# PROBLEM
Copy each line below without leaving any out.

# DATASET CONTENT
::::
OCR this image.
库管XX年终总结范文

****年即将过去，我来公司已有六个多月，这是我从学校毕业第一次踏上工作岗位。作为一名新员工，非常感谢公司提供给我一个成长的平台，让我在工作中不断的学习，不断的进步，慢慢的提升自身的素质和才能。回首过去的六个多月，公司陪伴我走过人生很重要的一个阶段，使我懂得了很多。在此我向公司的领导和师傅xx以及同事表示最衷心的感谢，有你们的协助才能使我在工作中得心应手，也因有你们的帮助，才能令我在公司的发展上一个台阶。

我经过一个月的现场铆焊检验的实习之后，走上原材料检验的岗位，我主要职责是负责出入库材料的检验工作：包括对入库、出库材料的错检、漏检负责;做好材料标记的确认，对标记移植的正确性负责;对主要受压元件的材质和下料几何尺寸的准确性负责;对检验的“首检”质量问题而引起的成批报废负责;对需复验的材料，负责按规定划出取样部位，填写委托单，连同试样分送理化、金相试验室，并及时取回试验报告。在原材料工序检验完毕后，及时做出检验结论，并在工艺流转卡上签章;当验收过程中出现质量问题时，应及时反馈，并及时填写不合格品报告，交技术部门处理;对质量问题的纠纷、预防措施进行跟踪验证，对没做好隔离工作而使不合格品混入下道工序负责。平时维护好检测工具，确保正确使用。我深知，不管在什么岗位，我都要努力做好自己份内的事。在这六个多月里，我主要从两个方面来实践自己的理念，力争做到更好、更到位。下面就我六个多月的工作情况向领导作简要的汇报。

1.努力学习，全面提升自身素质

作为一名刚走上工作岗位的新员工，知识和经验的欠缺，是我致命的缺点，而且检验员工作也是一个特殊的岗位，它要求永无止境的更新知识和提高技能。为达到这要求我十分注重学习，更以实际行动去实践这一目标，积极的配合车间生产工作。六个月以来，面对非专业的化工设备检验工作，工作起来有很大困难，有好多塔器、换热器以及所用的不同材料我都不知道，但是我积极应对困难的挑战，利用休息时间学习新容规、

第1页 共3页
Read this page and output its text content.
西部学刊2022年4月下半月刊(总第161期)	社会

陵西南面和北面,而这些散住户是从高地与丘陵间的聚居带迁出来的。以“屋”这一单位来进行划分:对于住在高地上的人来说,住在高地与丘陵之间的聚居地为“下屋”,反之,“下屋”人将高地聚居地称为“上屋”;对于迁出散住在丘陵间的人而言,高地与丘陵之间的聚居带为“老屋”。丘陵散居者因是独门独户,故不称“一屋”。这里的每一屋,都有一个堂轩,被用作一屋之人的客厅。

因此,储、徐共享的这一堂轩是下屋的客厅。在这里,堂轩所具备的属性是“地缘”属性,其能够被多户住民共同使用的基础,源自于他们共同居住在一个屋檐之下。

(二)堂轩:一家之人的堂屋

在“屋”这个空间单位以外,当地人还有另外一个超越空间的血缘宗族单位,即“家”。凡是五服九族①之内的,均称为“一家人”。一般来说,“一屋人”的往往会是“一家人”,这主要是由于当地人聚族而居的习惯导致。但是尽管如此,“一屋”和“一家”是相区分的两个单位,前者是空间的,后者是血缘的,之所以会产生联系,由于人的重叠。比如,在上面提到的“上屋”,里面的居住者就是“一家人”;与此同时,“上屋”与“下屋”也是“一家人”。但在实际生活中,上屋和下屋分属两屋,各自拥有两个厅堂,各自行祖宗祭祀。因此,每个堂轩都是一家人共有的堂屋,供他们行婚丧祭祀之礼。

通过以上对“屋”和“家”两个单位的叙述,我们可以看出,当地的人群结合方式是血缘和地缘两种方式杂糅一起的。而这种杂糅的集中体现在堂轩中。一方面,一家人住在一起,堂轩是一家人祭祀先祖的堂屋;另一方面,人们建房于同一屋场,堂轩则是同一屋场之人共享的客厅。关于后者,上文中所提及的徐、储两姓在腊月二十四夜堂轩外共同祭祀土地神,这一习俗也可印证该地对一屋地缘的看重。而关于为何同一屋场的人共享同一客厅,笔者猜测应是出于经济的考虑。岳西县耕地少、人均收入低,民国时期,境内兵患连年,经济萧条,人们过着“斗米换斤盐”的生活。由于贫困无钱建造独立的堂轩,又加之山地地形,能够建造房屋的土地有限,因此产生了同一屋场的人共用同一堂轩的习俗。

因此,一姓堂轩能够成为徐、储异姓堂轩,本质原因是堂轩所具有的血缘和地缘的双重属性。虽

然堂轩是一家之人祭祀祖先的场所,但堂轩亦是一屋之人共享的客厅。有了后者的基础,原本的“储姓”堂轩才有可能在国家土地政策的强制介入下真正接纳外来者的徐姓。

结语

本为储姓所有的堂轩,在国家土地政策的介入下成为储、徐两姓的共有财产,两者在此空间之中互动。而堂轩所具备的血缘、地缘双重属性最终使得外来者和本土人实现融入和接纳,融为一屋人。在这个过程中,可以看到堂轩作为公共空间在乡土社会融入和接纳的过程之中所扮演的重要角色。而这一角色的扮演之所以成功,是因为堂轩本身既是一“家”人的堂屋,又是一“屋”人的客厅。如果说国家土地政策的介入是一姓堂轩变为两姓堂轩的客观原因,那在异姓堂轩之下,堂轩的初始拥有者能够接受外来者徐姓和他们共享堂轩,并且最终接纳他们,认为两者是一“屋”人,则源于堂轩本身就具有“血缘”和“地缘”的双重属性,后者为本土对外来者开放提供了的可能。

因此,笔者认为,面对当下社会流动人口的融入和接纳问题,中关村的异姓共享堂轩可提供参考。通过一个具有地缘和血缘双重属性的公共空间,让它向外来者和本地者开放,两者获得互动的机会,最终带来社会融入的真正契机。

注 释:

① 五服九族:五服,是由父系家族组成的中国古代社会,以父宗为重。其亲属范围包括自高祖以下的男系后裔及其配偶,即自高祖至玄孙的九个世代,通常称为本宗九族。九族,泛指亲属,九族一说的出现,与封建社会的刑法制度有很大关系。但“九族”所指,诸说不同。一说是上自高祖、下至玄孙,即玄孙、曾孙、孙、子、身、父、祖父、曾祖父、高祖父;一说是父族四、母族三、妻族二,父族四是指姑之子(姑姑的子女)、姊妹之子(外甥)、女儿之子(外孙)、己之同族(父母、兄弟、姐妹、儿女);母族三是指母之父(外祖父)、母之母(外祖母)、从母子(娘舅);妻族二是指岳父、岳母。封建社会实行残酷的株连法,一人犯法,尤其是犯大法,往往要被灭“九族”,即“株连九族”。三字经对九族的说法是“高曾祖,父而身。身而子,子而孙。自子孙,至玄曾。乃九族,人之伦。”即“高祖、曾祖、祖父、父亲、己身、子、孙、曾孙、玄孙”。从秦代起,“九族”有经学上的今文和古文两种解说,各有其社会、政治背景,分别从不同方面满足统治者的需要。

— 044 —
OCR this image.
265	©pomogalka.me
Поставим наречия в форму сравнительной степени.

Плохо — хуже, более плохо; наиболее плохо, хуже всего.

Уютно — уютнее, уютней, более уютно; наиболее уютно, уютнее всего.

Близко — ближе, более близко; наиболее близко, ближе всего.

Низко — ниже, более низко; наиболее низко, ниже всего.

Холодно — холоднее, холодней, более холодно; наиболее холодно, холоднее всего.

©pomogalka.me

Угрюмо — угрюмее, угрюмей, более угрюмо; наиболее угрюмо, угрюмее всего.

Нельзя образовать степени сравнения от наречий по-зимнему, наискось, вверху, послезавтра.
::::
# PROBLEM SOLUTION
OCR this image.
库管XX年终总结范文

****年即将过去，我来公司已有六个多月，这是我从学校毕业第一次踏上工作岗位。作为一名新员工，非常感谢公司提供给我一个成长的平台，让我在工作中不断的学习，不断的进步，慢慢的提升自身的素质和才能。回首过去的六个多月，公司陪伴我走过人生很重要的一个阶段，使我懂得了很多。在此我向公司的领导和师傅xx以及同事表示最衷心的感谢，有你们的协助才能使我在工作中得心应手，也因有你们的帮助，才能令我在公司的发展上一个台阶。

我经过一个月的现场铆焊检验的实习之后，走上原材料检验的岗位，我主要职责是负责出入库材料的检验工作：包括对入库、出库材料的错检、漏检负责;做好材料标记的确认，对标记移植的正确性负责;对主要受压元件的材质和下料几何尺寸的准确性负责;对检验的“首检”质量问题而引起的成批报废负责;对需复验的材料，负责按规定划出取样部位，填写委托单，连同试样分送理化、金相试验室，并及时取回试验报告。在原材料工序检验完毕后，及时做出检验结论，并在工艺流转卡上签章;当验收过程中出现质量问题时，应及时反馈，并及时填写不合格品报告，交技术部门处理;对质量问题的纠纷、预防措施进行跟踪验证，对没做好隔离工作而使不合格品混入下道工序负责。平时维护好检测工具，确保正确使用。我深知，不管在什么岗位，我都要努力做好自己份内的事。在这六个多月里，我主要从两个方面来实践自己的理念，力争做到更好、更到位。下面就我六个多月的工作情况向领导作简要的汇报。

1.努力学习，全面提升自身素质

作为一名刚走上工作岗位的新员工，知识和经验的欠缺，是我致命的缺点，而且检验员工作也是一个特殊的岗位，它要求永无止境的更新知识和提高技能。为达到这要求我十分注重学习，更以实际行动去实践这一目标，积极的配合车间生产工作。六个月以来，面对非专业的化工设备检验工作，工作起来有很大困难，有好多塔器、换热器以及所用的不同材料我都不知道，但是我积极应对困难的挑战，利用休息时间学习新容规、

第1页 共3页
Read this page and output its text content.
西部学刊2022年4月下半月刊(总第161期)	社会

陵西南面和北面,而这些散住户是从高地与丘陵间的聚居带迁出来的。以“屋”这一单位来进行划分:对于住在高地上的人来说,住在高地与丘陵之间的聚居地为“下屋”,反之,“下屋”人将高地聚居地称为“上屋”;对于迁出散住在丘陵间的人而言,高地与丘陵之间的聚居带为“老屋”。丘陵散居者因是独门独户,故不称“一屋”。这里的每一屋,都有一个堂轩,被用作一屋之人的客厅。

因此,储、徐共享的这一堂轩是下屋的客厅。在这里,堂轩所具备的属性是“地缘”属性,其能够被多户住民共同使用的基础,源自于他们共同居住在一个屋檐之下。

(二)堂轩:一家之人的堂屋

在“屋”这个空间单位以外,当地人还有另外一个超越空间的血缘宗族单位,即“家”。凡是五服九族①之内的,均称为“一家人”。一般来说,“一屋人”的往往会是“一家人”,这主要是由于当地人聚族而居的习惯导致。但是尽管如此,“一屋”和“一家”是相区分的两个单位,前者是空间的,后者是血缘的,之所以会产生联系,由于人的重叠。比如,在上面提到的“上屋”,里面的居住者就是“一家人”;与此同时,“上屋”与“下屋”也是“一家人”。但在实际生活中,上屋和下屋分属两屋,各自拥有两个厅堂,各自行祖宗祭祀。因此,每个堂轩都是一家人共有的堂屋,供他们行婚丧祭祀之礼。

通过以上对“屋”和“家”两个单位的叙述,我们可以看出,当地的人群结合方式是血缘和地缘两种方式杂糅一起的。而这种杂糅的集中体现在堂轩中。一方面,一家人住在一起,堂轩是一家人祭祀先祖的堂屋;另一方面,人们建房于同一屋场,堂轩则是同一屋场之人共享的客厅。关于后者,上文中所提及的徐、储两姓在腊月二十四夜堂轩外共同祭祀土地神,这一习俗也可印证该地对一屋地缘的看重。而关于为何同一屋场的人共享同一客厅,笔者猜测应是出于经济的考虑。岳西县耕地少、人均收入低,民国时期,境内兵患连年,经济萧条,人们过着“斗米换斤盐”的生活。由于贫困无钱建造独立的堂轩,又加之山地地形,能够建造房屋的土地有限,因此产生了同一屋场的人共用同一堂轩的习俗。

因此,一姓堂轩能够成为徐、储异姓堂轩,本质原因是堂轩所具有的血缘和地缘的双重属性。虽

然堂轩是一家之人祭祀祖先的场所,但堂轩亦是一屋之人共享的客厅。有了后者的基础,原本的“储姓”堂轩才有可能在国家土地政策的强制介入下真正接纳外来者的徐姓。

结语

本为储姓所有的堂轩,在国家土地政策的介入下成为储、徐两姓的共有财产,两者在此空间之中互动。而堂轩所具备的血缘、地缘双重属性最终使得外来者和本土人实现融入和接纳,融为一屋人。在这个过程中,可以看到堂轩作为公共空间在乡土社会融入和接纳的过程之中所扮演的重要角色。而这一角色的扮演之所以成功,是因为堂轩本身既是一“家”人的堂屋,又是一“屋”人的客厅。如果说国家土地政策的介入是一姓堂轩变为两姓堂轩的客观原因,那在异姓堂轩之下,堂轩的初始拥有者能够接受外来者徐姓和他们共享堂轩,并且最终接纳他们,认为两者是一“屋”人,则源于堂轩本身就具有“血缘”和“地缘”的双重属性,后者为本土对外来者开放提供了的可能。

因此,笔者认为,面对当下社会流动人口的融入和接纳问题,中关村的异姓共享堂轩可提供参考。通过一个具有地缘和血缘双重属性的公共空间,让它向外来者和本地者开放,两者获得互动的机会,最终带来社会融入的真正契机。

注 释:

① 五服九族:五服,是由父系家族组成的中国古代社会,以父宗为重。其亲属范围包括自高祖以下的男系后裔及其配偶,即自高祖至玄孙的九个世代,通常称为本宗九族。九族,泛指亲属,九族一说的出现,与封建社会的刑法制度有很大关系。但“九族”所指,诸说不同。一说是上自高祖、下至玄孙,即玄孙、曾孙、孙、子、身、父、祖父、曾祖父、高祖父;一说是父族四、母族三、妻族二,父族四是指姑之子(姑姑的子女)、姊妹之子(外甥)、女儿之子(外孙)、己之同族(父母、兄弟、姐妹、儿女);母族三是指母之父(外祖父)、母之母(外祖母)、从母子(娘舅);妻族二是指岳父、岳母。封建社会实行残酷的株连法,一人犯法,尤其是犯大法,往往要被灭“九族”,即“株连九族”。三字经对九族的说法是“高曾祖,父而身。身而子,子而孙。自子孙,至玄曾。乃九族,人之伦。”即“高祖、曾祖、祖父、父亲、己身、子、孙、曾孙、玄孙”。从秦代起,“九族”有经学上的今文和古文两种解说,各有其社会、政治背景,分别从不同方面满足统治者的需要。

— 044 —
OCR this image.
265	©pomogalka.me
Поставим наречия в форму сравнительной степени.

Плохо — хуже, более плохо; наиболее плохо, хуже всего.

Уютно — уютнее, уютней, более уютно; наиболее уютно, уютнее всего.

Близко — ближе, более близко; наиболее близко, ближе всего.

Низко — ниже, более низко; наиболее низко, ниже всего.

Холодно — холоднее, холодней, более холодно; наиболее холодно, холоднее всего.

©pomogalka.me

Угрюмо — угрюмее, угрюмей, более угрюмо; наиболее угрюмо, угрюмее всего.

Нельзя образовать степени сравнения от наречий по-зимнему, наискось, вверху, послезавтра.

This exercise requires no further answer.